* **TASK DATA**
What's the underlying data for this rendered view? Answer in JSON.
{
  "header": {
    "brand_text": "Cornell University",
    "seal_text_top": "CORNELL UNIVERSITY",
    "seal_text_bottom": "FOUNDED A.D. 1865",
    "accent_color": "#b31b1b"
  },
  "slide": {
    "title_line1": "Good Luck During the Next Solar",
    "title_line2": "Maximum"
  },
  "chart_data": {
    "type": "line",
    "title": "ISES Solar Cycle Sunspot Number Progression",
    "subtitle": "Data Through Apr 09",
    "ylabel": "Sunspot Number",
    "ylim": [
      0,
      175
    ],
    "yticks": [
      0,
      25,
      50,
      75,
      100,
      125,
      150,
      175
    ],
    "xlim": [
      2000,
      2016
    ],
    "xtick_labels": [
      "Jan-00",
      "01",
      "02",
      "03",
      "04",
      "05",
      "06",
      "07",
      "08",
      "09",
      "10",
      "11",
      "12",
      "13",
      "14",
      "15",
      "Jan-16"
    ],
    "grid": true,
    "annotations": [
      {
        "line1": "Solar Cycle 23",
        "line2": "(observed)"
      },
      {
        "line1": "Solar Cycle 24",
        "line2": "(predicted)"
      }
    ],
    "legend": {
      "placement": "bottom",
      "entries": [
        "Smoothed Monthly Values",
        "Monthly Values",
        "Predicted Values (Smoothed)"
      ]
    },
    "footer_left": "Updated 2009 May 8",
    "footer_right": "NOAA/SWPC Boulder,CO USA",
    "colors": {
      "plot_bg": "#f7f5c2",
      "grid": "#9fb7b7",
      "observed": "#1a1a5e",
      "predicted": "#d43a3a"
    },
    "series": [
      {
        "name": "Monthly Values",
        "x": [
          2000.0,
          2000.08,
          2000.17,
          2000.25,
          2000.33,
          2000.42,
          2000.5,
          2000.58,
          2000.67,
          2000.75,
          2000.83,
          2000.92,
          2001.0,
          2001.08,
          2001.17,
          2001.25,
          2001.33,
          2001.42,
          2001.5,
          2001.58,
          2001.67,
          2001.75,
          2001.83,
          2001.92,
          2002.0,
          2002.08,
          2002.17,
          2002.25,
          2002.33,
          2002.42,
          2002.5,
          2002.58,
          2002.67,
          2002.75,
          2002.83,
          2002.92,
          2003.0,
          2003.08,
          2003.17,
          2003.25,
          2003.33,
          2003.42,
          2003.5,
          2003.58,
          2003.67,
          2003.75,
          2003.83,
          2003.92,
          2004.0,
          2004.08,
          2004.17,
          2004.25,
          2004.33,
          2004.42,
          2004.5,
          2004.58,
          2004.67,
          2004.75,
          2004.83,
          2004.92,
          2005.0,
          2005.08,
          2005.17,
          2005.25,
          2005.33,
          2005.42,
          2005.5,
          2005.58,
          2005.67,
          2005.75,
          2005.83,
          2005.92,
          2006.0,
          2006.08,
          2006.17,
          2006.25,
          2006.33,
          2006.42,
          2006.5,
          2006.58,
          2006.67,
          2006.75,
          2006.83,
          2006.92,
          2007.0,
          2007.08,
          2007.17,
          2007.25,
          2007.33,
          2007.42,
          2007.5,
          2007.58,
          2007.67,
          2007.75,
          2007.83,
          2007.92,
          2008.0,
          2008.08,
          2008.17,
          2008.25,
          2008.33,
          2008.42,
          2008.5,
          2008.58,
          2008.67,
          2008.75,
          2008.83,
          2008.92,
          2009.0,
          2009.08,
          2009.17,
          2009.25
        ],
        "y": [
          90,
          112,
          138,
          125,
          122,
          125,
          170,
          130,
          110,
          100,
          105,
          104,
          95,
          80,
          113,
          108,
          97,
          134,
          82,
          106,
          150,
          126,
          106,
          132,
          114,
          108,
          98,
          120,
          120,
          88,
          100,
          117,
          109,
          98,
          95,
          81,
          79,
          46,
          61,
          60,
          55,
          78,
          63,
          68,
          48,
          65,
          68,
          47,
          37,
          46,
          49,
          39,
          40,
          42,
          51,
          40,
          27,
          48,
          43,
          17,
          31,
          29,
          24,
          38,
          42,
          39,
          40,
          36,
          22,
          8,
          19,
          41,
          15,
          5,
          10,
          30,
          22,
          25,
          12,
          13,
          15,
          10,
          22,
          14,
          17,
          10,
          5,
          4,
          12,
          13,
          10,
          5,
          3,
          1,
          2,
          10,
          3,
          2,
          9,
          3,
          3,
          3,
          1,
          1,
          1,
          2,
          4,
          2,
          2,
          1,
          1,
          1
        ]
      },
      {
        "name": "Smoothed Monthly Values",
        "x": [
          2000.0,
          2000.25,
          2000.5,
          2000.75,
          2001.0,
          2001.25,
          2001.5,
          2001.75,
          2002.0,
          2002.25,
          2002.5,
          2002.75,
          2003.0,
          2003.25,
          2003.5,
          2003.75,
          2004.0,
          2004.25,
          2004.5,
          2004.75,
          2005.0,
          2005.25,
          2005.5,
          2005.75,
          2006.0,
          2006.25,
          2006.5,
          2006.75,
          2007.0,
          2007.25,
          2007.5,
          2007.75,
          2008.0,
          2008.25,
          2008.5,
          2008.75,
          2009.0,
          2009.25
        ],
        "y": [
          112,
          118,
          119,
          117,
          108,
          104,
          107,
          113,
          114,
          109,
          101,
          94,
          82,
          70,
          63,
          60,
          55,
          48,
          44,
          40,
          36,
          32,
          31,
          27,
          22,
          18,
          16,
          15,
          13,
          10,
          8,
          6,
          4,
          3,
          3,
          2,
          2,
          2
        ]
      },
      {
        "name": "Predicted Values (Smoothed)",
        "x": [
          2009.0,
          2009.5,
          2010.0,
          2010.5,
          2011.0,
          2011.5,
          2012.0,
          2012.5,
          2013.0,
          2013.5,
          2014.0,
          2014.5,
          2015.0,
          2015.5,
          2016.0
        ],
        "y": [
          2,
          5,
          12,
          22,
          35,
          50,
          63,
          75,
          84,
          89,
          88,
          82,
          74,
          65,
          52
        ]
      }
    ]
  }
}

* **EXERCISE TASK**
For each line in the data above that contains the string "Monthly", extract the line.

* **RESULT BELOW**
        "Smoothed Monthly Values",
        "Monthly Values",
        "name": "Monthly Values",
        "name": "Smoothed Monthly Values",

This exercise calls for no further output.